REQUIRED TASK. Repeat the records exactly. Every line must match.

PROVIDED DATA.
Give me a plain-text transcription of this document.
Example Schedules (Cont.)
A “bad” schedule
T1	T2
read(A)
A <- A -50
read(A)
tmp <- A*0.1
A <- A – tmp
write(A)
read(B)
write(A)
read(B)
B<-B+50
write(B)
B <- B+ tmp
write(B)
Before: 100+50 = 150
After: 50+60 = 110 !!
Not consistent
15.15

SOLUTION TO THIS EXERCISE.
Give me a plain-text transcription of this document.
Example Schedules (Cont.)
A “bad” schedule
T1	T2
read(A)
A <- A -50
read(A)
tmp <- A*0.1
A <- A – tmp
write(A)
read(B)
write(A)
read(B)
B<-B+50
write(B)
B <- B+ tmp
write(B)
Before: 100+50 = 150
After: 50+60 = 110 !!
Not consistent
15.15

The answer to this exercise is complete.